Copy the records that follow exactly as written, but not their pictures.

[Dataset entries]
══════════
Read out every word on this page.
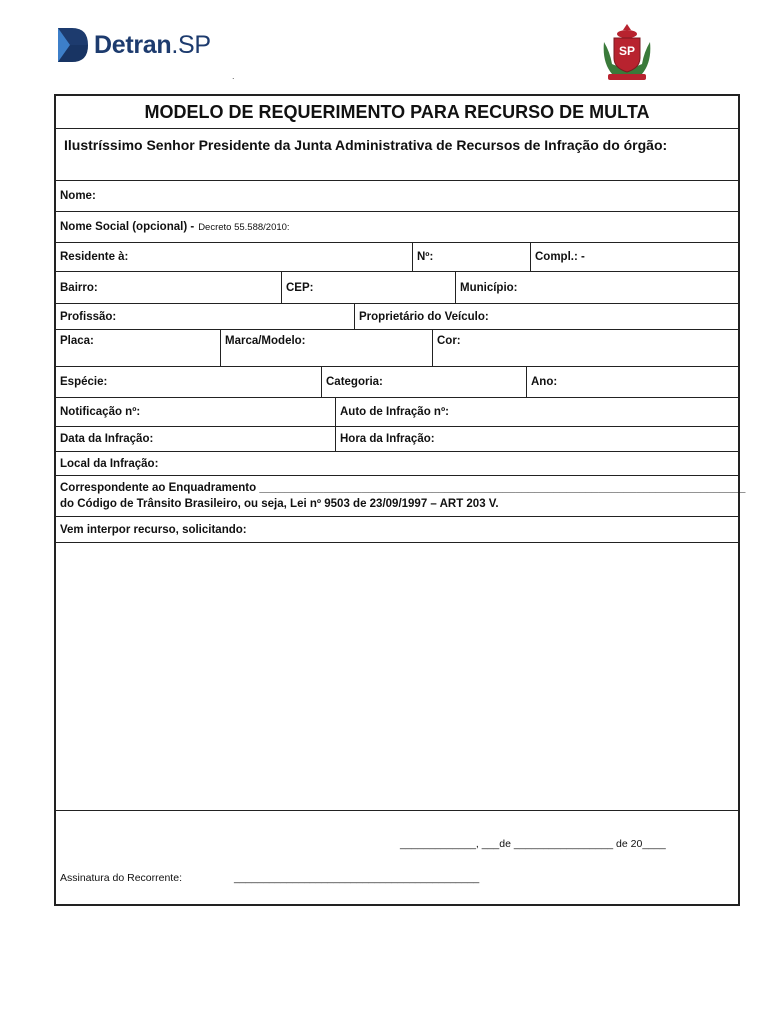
Detran.SP
.
SP
MODELO DE REQUERIMENTO PARA RECURSO DE MULTA
Ilustríssimo Senhor Presidente da Junta Administrativa de Recursos de Infração do órgão:
Nome:
Nome Social (opcional) - Decreto 55.588/2010:
Residente à:	Nº:	Compl.: -
Bairro:	CEP:	Município:
Profissão:	Proprietário do Veículo:
Placa:	Marca/Modelo:	Cor:
Espécie:	Categoria:	Ano:
Notificação nº:	Auto de Infração nº:
Data da Infração:	Hora da Infração:
Local da Infração:
Correspondente ao Enquadramento ____________________________________________________________________________
do Código de Trânsito Brasileiro, ou seja, Lei nº 9503 de 23/09/1997 – ART 203 V.
Vem interpor recurso, solicitando:
_____________, ___de _________________ de 20____
Assinatura do Recorrente:	__________________________________________
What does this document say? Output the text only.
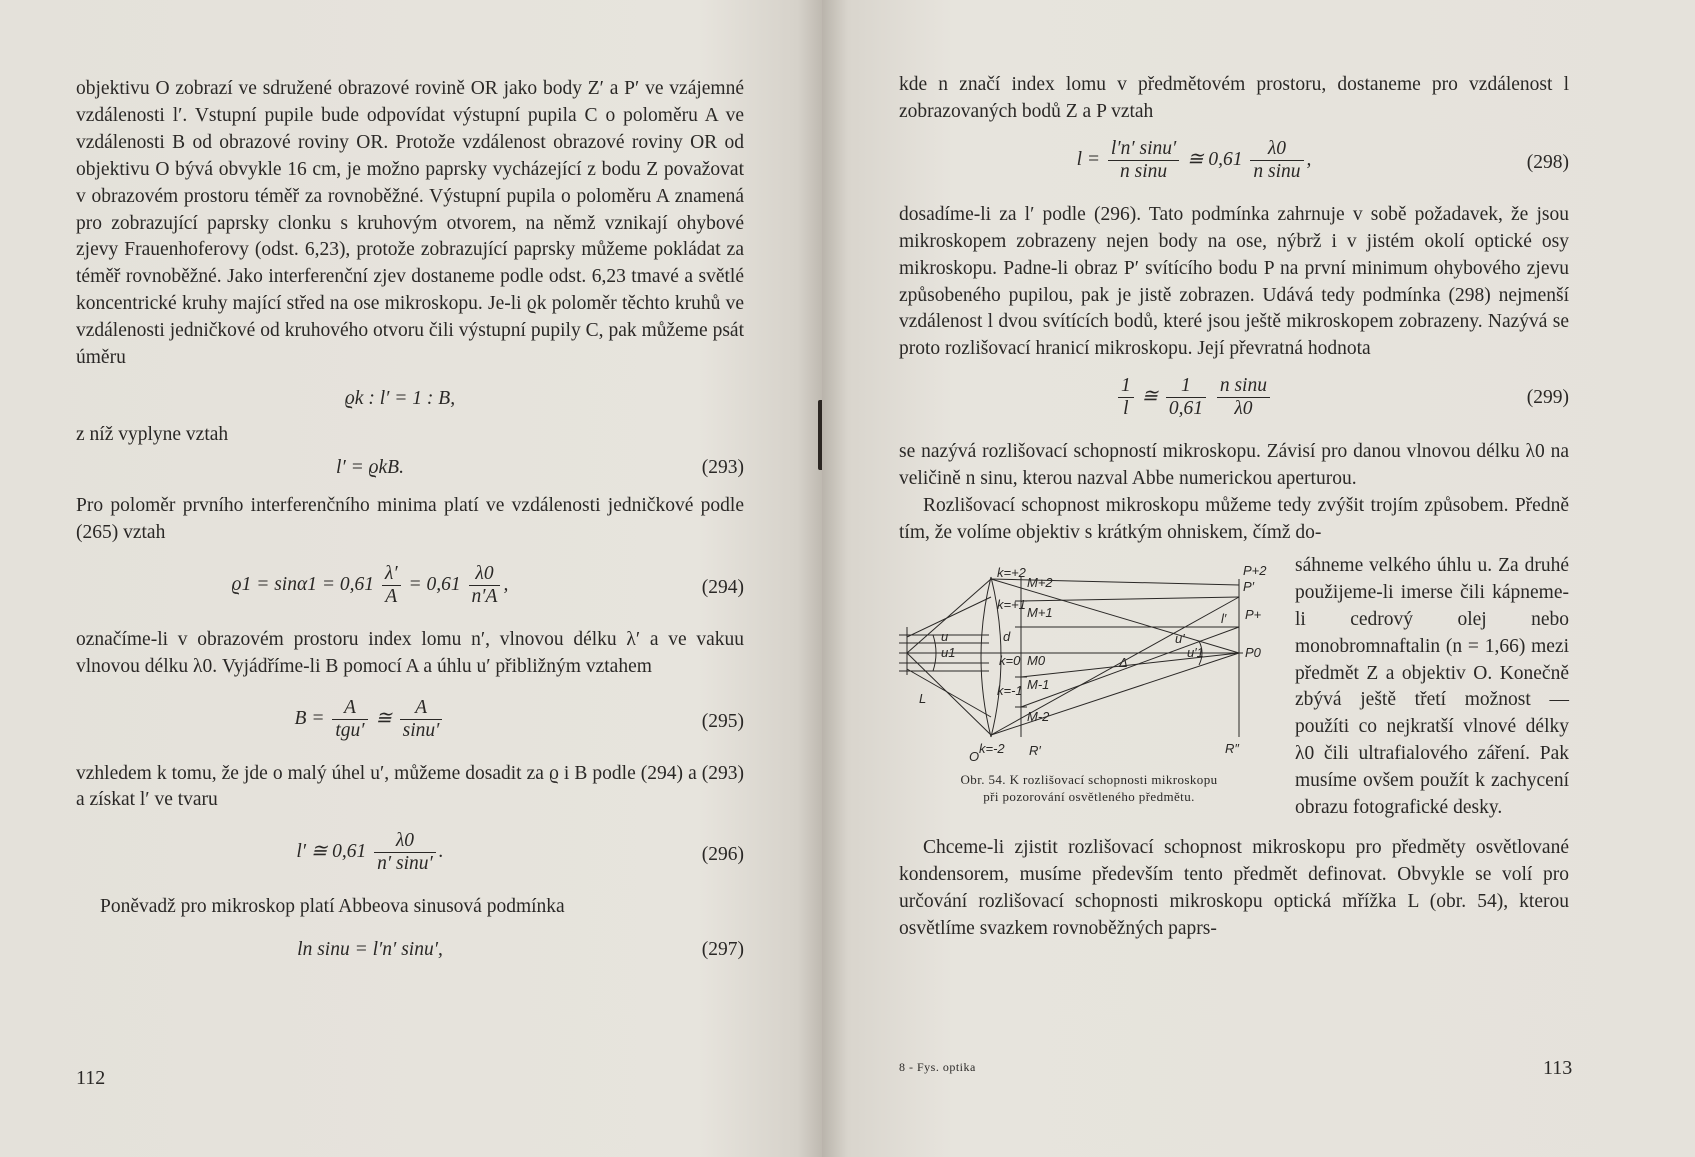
objektivu O zobrazí ve sdružené obrazové rovině OR jako body Z′ a P′ ve vzájemné vzdálenosti l′. Vstupní pupile bude odpovídat výstupní pupila C o poloměru A ve vzdálenosti B od obrazové roviny OR. Protože vzdálenost obrazové roviny OR od objektivu O bývá obvykle 16 cm, je možno paprsky vycházející z bodu Z považovat v obrazovém prostoru téměř za rovnoběžné. Výstupní pupila o poloměru A znamená pro zobrazující paprsky clonku s kruhovým otvorem, na němž vznikají ohybové zjevy Frauenhoferovy (odst. 6,23), protože zobrazující paprsky můžeme pokládat za téměř rovnoběžné. Jako interferenční zjev dostaneme podle odst. 6,23 tmavé a světlé koncentrické kruhy mající střed na ose mikroskopu. Je-li ϱk poloměr těchto kruhů ve vzdálenosti jedničkové od kruhového otvoru čili výstupní pupily C, pak můžeme psát úměru

ϱk : l′ = 1 : B,

z níž vyplyne vztah

l′ = ϱkB.	(293)

Pro poloměr prvního interferenčního minima platí ve vzdálenosti jedničkové podle (265) vztah

$ϱ1 = \sin\alpha 1 = 0,61 \frac{\lambda'}{A} = 0,61 \frac{\lambda 0}{n'A}$ ,	(294)

označíme-li v obrazovém prostoru index lomu n′, vlnovou délku λ′ a ve vakuu vlnovou délku λ0. Vyjádříme-li B pomocí A a úhlu u′ přibližným vztahem

$B = \frac{A}{\text{tgu′}}$ ≅ $\frac{A}{\sin u'}$	(295)

vzhledem k tomu, že jde o malý úhel u′, můžeme dosadit za ϱ i B podle (294) a (293) a získat l′ ve tvaru

l′ ≅ $0,61 \frac{\lambda 0}{n' \sin u'}$ .	(296)

Poněvadž pro mikroskop platí Abbeova sinusová podmínka

ln sinu = l′n′ sinu′,	(297)
112

kde n značí index lomu v předmětovém prostoru, dostaneme pro vzdálenost l zobrazovaných bodů Z a P vztah

$l = \frac{l'n' \sin u'}{\text{n sinu}}$ ≅ $0,61 \frac{\lambda 0}{\text{n sinu}}$ ,	(298)

dosadíme-li za l′ podle (296). Tato podmínka zahrnuje v sobě požadavek, že jsou mikroskopem zobrazeny nejen body na ose, nýbrž i v jistém okolí optické osy mikroskopu. Padne-li obraz P′ svítícího bodu P na první minimum ohybového zjevu způsobeného pupilou, pak je jistě zobrazen. Udává tedy podmínka (298) nejmenší vzdálenost l dvou svítících bodů, které jsou ještě mikroskopem zobrazeny. Nazývá se proto rozlišovací hranicí mikroskopu. Její převratná hodnota

$\frac{1}{l}$ ≅ $\frac{1}{0,61}$
$\frac{\text{n sinu}}{\lambda 0}$	(299)

se nazývá rozlišovací schopností mikroskopu. Závisí pro danou vlnovou délku λ0 na veličině n sinu, kterou nazval Abbe numerickou aperturou.

Rozlišovací schopnost mikroskopu můžeme tedy zvýšit trojím způsobem. Předně tím, že volíme objektiv s krátkým ohniskem, čímž do-

k=+2
k=+1
k=0
k=-1
k=-2
M+2
M+1
M0
M-1
M-2
P+2
P′
P+
P0
l′
u
u1
u′
u′1
d
Δ
L
O	R′	R″
Obr. 54. K rozlišovací schopnosti mikroskopu
při pozorování osvětleného předmětu.

sáhneme velkého úhlu u. Za druhé použijeme-li imerse čili kápneme-li cedrový olej nebo monobromnaftalin (n = 1,66) mezi předmět Z a objektiv O. Konečně zbývá ještě třetí možnost — použíti co nejkratší vlnové délky λ0 čili ultrafialového záření. Pak musíme ovšem použít k zachycení obrazu fotografické desky.

Chceme-li zjistit rozlišovací schopnost mikroskopu pro předměty osvětlované kondensorem, musíme především tento předmět definovat. Obvykle se volí pro určování rozlišovací schopnosti mikroskopu optická mřížka L (obr. 54), kterou osvětlíme svazkem rovnoběžných paprs-

8 - Fys. optika	113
══════════
Answer to the task:
Read out every word on this page.
Detran.SP
.
SP
MODELO DE REQUERIMENTO PARA RECURSO DE MULTA
Ilustríssimo Senhor Presidente da Junta Administrativa de Recursos de Infração do órgão:
Nome:
Nome Social (opcional) - Decreto 55.588/2010:
Residente à:	Nº:	Compl.: -
Bairro:	CEP:	Município:
Profissão:	Proprietário do Veículo:
Placa:	Marca/Modelo:	Cor:
Espécie:	Categoria:	Ano:
Notificação nº:	Auto de Infração nº:
Data da Infração:	Hora da Infração:
Local da Infração:
Correspondente ao Enquadramento ____________________________________________________________________________
do Código de Trânsito Brasileiro, ou seja, Lei nº 9503 de 23/09/1997 – ART 203 V.
Vem interpor recurso, solicitando:
_____________, ___de _________________ de 20____
Assinatura do Recorrente:	__________________________________________
What does this document say? Output the text only.
objektivu O zobrazí ve sdružené obrazové rovině OR jako body Z′ a P′ ve vzájemné vzdálenosti l′. Vstupní pupile bude odpovídat výstupní pupila C o poloměru A ve vzdálenosti B od obrazové roviny OR. Protože vzdálenost obrazové roviny OR od objektivu O bývá obvykle 16 cm, je možno paprsky vycházející z bodu Z považovat v obrazovém prostoru téměř za rovnoběžné. Výstupní pupila o poloměru A znamená pro zobrazující paprsky clonku s kruhovým otvorem, na němž vznikají ohybové zjevy Frauenhoferovy (odst. 6,23), protože zobrazující paprsky můžeme pokládat za téměř rovnoběžné. Jako interferenční zjev dostaneme podle odst. 6,23 tmavé a světlé koncentrické kruhy mající střed na ose mikroskopu. Je-li ϱk poloměr těchto kruhů ve vzdálenosti jedničkové od kruhového otvoru čili výstupní pupily C, pak můžeme psát úměru

ϱk : l′ = 1 : B,

z níž vyplyne vztah

l′ = ϱkB.	(293)

Pro poloměr prvního interferenčního minima platí ve vzdálenosti jedničkové podle (265) vztah

$ϱ1 = \sin\alpha 1 = 0,61 \frac{\lambda'}{A} = 0,61 \frac{\lambda 0}{n'A}$ ,	(294)

označíme-li v obrazovém prostoru index lomu n′, vlnovou délku λ′ a ve vakuu vlnovou délku λ0. Vyjádříme-li B pomocí A a úhlu u′ přibližným vztahem

$B = \frac{A}{\text{tgu′}}$ ≅ $\frac{A}{\sin u'}$	(295)

vzhledem k tomu, že jde o malý úhel u′, můžeme dosadit za ϱ i B podle (294) a (293) a získat l′ ve tvaru

l′ ≅ $0,61 \frac{\lambda 0}{n' \sin u'}$ .	(296)

Poněvadž pro mikroskop platí Abbeova sinusová podmínka

ln sinu = l′n′ sinu′,	(297)
112

kde n značí index lomu v předmětovém prostoru, dostaneme pro vzdálenost l zobrazovaných bodů Z a P vztah

$l = \frac{l'n' \sin u'}{\text{n sinu}}$ ≅ $0,61 \frac{\lambda 0}{\text{n sinu}}$ ,	(298)

dosadíme-li za l′ podle (296). Tato podmínka zahrnuje v sobě požadavek, že jsou mikroskopem zobrazeny nejen body na ose, nýbrž i v jistém okolí optické osy mikroskopu. Padne-li obraz P′ svítícího bodu P na první minimum ohybového zjevu způsobeného pupilou, pak je jistě zobrazen. Udává tedy podmínka (298) nejmenší vzdálenost l dvou svítících bodů, které jsou ještě mikroskopem zobrazeny. Nazývá se proto rozlišovací hranicí mikroskopu. Její převratná hodnota

$\frac{1}{l}$ ≅ $\frac{1}{0,61}$
$\frac{\text{n sinu}}{\lambda 0}$	(299)

se nazývá rozlišovací schopností mikroskopu. Závisí pro danou vlnovou délku λ0 na veličině n sinu, kterou nazval Abbe numerickou aperturou.

Rozlišovací schopnost mikroskopu můžeme tedy zvýšit trojím způsobem. Předně tím, že volíme objektiv s krátkým ohniskem, čímž do-

k=+2
k=+1
k=0
k=-1
k=-2
M+2
M+1
M0
M-1
M-2
P+2
P′
P+
P0
l′
u
u1
u′
u′1
d
Δ
L
O	R′	R″
Obr. 54. K rozlišovací schopnosti mikroskopu
při pozorování osvětleného předmětu.

sáhneme velkého úhlu u. Za druhé použijeme-li imerse čili kápneme-li cedrový olej nebo monobromnaftalin (n = 1,66) mezi předmět Z a objektiv O. Konečně zbývá ještě třetí možnost — použíti co nejkratší vlnové délky λ0 čili ultrafialového záření. Pak musíme ovšem použít k zachycení obrazu fotografické desky.

Chceme-li zjistit rozlišovací schopnost mikroskopu pro předměty osvětlované kondensorem, musíme především tento předmět definovat. Obvykle se volí pro určování rozlišovací schopnosti mikroskopu optická mřížka L (obr. 54), kterou osvětlíme svazkem rovnoběžných paprs-

8 - Fys. optika	113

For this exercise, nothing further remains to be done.